- **Goal of the exercise**: Images should be left out, and everything else in the listing reproduced exactly.

[Items listed in a dataset]
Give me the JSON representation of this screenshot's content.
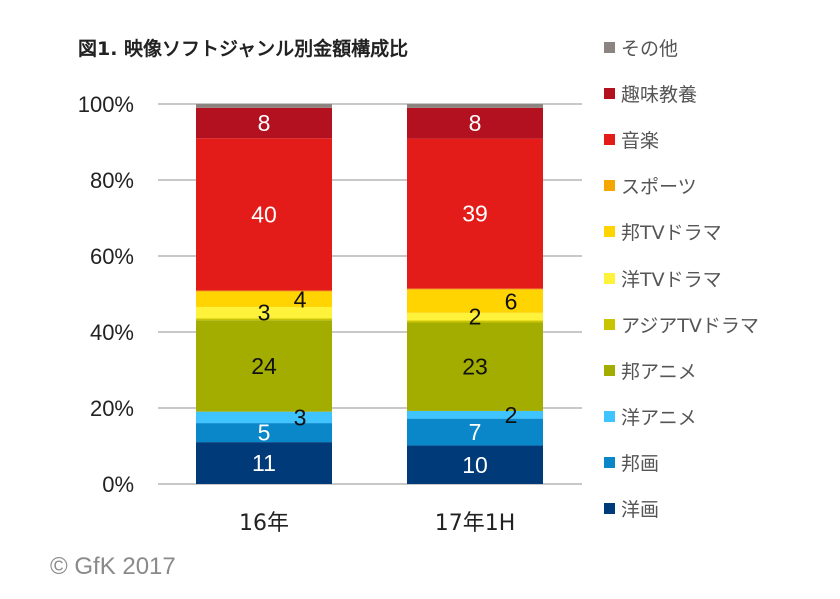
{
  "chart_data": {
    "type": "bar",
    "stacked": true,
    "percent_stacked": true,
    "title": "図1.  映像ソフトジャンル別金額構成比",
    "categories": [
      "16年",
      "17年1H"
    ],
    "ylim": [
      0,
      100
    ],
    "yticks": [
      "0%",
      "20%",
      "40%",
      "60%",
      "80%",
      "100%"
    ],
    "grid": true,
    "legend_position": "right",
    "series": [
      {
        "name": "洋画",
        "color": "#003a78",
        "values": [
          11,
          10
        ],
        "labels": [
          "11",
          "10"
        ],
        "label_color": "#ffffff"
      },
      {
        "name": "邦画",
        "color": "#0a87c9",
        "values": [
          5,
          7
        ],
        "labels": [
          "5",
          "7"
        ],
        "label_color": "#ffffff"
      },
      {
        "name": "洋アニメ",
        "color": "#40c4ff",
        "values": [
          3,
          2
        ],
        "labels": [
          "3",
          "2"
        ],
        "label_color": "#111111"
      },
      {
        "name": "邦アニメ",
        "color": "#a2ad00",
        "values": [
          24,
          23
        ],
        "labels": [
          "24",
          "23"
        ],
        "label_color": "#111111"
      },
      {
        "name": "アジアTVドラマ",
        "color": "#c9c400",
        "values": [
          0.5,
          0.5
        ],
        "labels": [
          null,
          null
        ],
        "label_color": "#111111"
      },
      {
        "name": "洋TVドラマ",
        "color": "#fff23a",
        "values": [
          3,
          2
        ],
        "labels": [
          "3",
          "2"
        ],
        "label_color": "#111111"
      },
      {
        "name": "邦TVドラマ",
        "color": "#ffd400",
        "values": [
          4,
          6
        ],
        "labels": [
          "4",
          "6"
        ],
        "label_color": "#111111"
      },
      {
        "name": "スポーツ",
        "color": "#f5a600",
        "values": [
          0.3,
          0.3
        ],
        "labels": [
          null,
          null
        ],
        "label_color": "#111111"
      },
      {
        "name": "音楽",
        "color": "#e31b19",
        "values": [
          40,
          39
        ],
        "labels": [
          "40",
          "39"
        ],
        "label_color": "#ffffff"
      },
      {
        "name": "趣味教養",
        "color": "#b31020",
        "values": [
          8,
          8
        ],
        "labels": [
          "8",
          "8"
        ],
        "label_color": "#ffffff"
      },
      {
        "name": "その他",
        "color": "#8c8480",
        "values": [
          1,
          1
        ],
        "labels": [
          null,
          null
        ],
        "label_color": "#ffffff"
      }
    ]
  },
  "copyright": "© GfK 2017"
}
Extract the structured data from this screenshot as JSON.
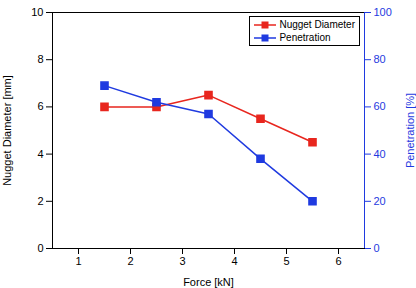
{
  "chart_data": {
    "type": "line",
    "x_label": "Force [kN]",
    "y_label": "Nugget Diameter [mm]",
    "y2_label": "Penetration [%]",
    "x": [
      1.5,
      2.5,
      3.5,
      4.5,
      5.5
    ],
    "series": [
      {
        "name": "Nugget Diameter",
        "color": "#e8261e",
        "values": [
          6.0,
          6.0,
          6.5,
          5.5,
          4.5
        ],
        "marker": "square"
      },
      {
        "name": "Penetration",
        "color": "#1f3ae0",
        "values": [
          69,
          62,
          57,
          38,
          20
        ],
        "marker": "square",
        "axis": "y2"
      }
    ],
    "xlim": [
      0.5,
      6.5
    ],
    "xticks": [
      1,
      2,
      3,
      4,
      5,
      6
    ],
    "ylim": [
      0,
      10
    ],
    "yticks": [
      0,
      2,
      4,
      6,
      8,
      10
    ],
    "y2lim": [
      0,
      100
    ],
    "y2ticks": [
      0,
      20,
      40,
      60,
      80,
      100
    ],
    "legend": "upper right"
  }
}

- **Solution to this exercise**:
Give me the JSON representation of this screenshot's content.
{
  "chart_data": {
    "type": "bar",
    "stacked": true,
    "percent_stacked": true,
    "title": "図1.  映像ソフトジャンル別金額構成比",
    "categories": [
      "16年",
      "17年1H"
    ],
    "ylim": [
      0,
      100
    ],
    "yticks": [
      "0%",
      "20%",
      "40%",
      "60%",
      "80%",
      "100%"
    ],
    "grid": true,
    "legend_position": "right",
    "series": [
      {
        "name": "洋画",
        "color": "#003a78",
        "values": [
          11,
          10
        ],
        "labels": [
          "11",
          "10"
        ],
        "label_color": "#ffffff"
      },
      {
        "name": "邦画",
        "color": "#0a87c9",
        "values": [
          5,
          7
        ],
        "labels": [
          "5",
          "7"
        ],
        "label_color": "#ffffff"
      },
      {
        "name": "洋アニメ",
        "color": "#40c4ff",
        "values": [
          3,
          2
        ],
        "labels": [
          "3",
          "2"
        ],
        "label_color": "#111111"
      },
      {
        "name": "邦アニメ",
        "color": "#a2ad00",
        "values": [
          24,
          23
        ],
        "labels": [
          "24",
          "23"
        ],
        "label_color": "#111111"
      },
      {
        "name": "アジアTVドラマ",
        "color": "#c9c400",
        "values": [
          0.5,
          0.5
        ],
        "labels": [
          null,
          null
        ],
        "label_color": "#111111"
      },
      {
        "name": "洋TVドラマ",
        "color": "#fff23a",
        "values": [
          3,
          2
        ],
        "labels": [
          "3",
          "2"
        ],
        "label_color": "#111111"
      },
      {
        "name": "邦TVドラマ",
        "color": "#ffd400",
        "values": [
          4,
          6
        ],
        "labels": [
          "4",
          "6"
        ],
        "label_color": "#111111"
      },
      {
        "name": "スポーツ",
        "color": "#f5a600",
        "values": [
          0.3,
          0.3
        ],
        "labels": [
          null,
          null
        ],
        "label_color": "#111111"
      },
      {
        "name": "音楽",
        "color": "#e31b19",
        "values": [
          40,
          39
        ],
        "labels": [
          "40",
          "39"
        ],
        "label_color": "#ffffff"
      },
      {
        "name": "趣味教養",
        "color": "#b31020",
        "values": [
          8,
          8
        ],
        "labels": [
          "8",
          "8"
        ],
        "label_color": "#ffffff"
      },
      {
        "name": "その他",
        "color": "#8c8480",
        "values": [
          1,
          1
        ],
        "labels": [
          null,
          null
        ],
        "label_color": "#ffffff"
      }
    ]
  },
  "copyright": "© GfK 2017"
}
Extract the structured data from this screenshot as JSON.
{
  "chart_data": {
    "type": "line",
    "x_label": "Force [kN]",
    "y_label": "Nugget Diameter [mm]",
    "y2_label": "Penetration [%]",
    "x": [
      1.5,
      2.5,
      3.5,
      4.5,
      5.5
    ],
    "series": [
      {
        "name": "Nugget Diameter",
        "color": "#e8261e",
        "values": [
          6.0,
          6.0,
          6.5,
          5.5,
          4.5
        ],
        "marker": "square"
      },
      {
        "name": "Penetration",
        "color": "#1f3ae0",
        "values": [
          69,
          62,
          57,
          38,
          20
        ],
        "marker": "square",
        "axis": "y2"
      }
    ],
    "xlim": [
      0.5,
      6.5
    ],
    "xticks": [
      1,
      2,
      3,
      4,
      5,
      6
    ],
    "ylim": [
      0,
      10
    ],
    "yticks": [
      0,
      2,
      4,
      6,
      8,
      10
    ],
    "y2lim": [
      0,
      100
    ],
    "y2ticks": [
      0,
      20,
      40,
      60,
      80,
      100
    ],
    "legend": "upper right"
  }
}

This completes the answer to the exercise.